* [Material for this task]:

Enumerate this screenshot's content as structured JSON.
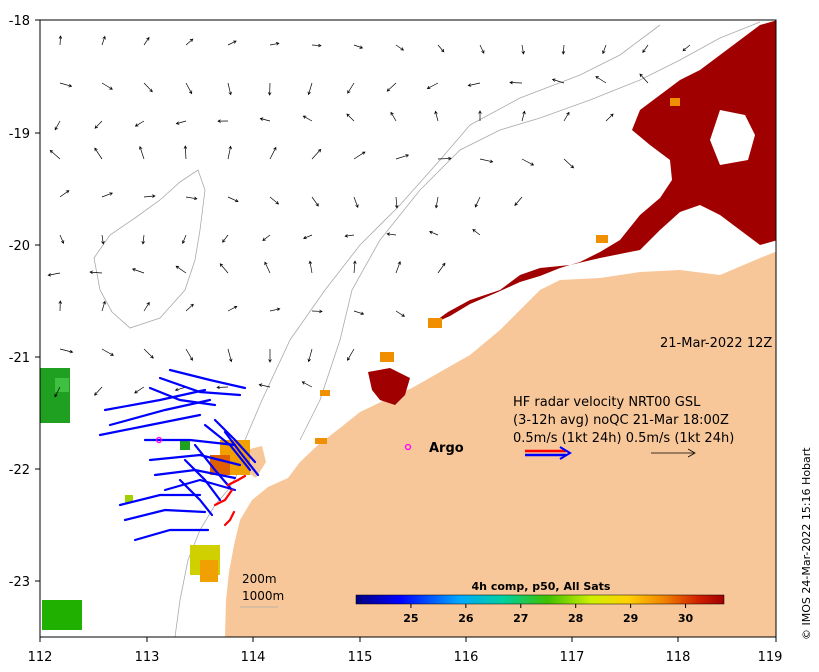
{
  "map": {
    "date_stamp": "21-Mar-2022 12Z",
    "credit": "© IMOS 24-Mar-2022 15:16 Hobart",
    "x_ticks": [
      "112",
      "113",
      "114",
      "115",
      "116",
      "117",
      "118",
      "119"
    ],
    "y_ticks": [
      "-18",
      "-19",
      "-20",
      "-21",
      "-22",
      "-23"
    ],
    "argo_label": "Argo",
    "legend": {
      "line1": "HF radar velocity  NRT00 GSL",
      "line2": "(3-12h avg) noQC 21-Mar 18:00Z",
      "line3": "0.5m/s (1kt 24h)   0.5m/s (1kt 24h)"
    },
    "isobath_labels": {
      "a": "200m",
      "b": "1000m"
    },
    "colorbar": {
      "title": "4h comp, p50, All Sats",
      "ticks": [
        "25",
        "26",
        "27",
        "28",
        "29",
        "30"
      ],
      "range": [
        24.0,
        30.7
      ]
    },
    "colors": {
      "land": "#f8c799",
      "sst_hot": "#a00000",
      "radar_blue": "#0000ff",
      "radar_red": "#ff0000",
      "argo_marker": "#ff00ff"
    }
  }
}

* [Work to complete]: Restate the listing above word for word, and skip the pictures.

* [Answer in full]:
Enumerate this screenshot's content as structured JSON.
{
  "map": {
    "date_stamp": "21-Mar-2022 12Z",
    "credit": "© IMOS 24-Mar-2022 15:16 Hobart",
    "x_ticks": [
      "112",
      "113",
      "114",
      "115",
      "116",
      "117",
      "118",
      "119"
    ],
    "y_ticks": [
      "-18",
      "-19",
      "-20",
      "-21",
      "-22",
      "-23"
    ],
    "argo_label": "Argo",
    "legend": {
      "line1": "HF radar velocity  NRT00 GSL",
      "line2": "(3-12h avg) noQC 21-Mar 18:00Z",
      "line3": "0.5m/s (1kt 24h)   0.5m/s (1kt 24h)"
    },
    "isobath_labels": {
      "a": "200m",
      "b": "1000m"
    },
    "colorbar": {
      "title": "4h comp, p50, All Sats",
      "ticks": [
        "25",
        "26",
        "27",
        "28",
        "29",
        "30"
      ],
      "range": [
        24.0,
        30.7
      ]
    },
    "colors": {
      "land": "#f8c799",
      "sst_hot": "#a00000",
      "radar_blue": "#0000ff",
      "radar_red": "#ff0000",
      "argo_marker": "#ff00ff"
    }
  }
}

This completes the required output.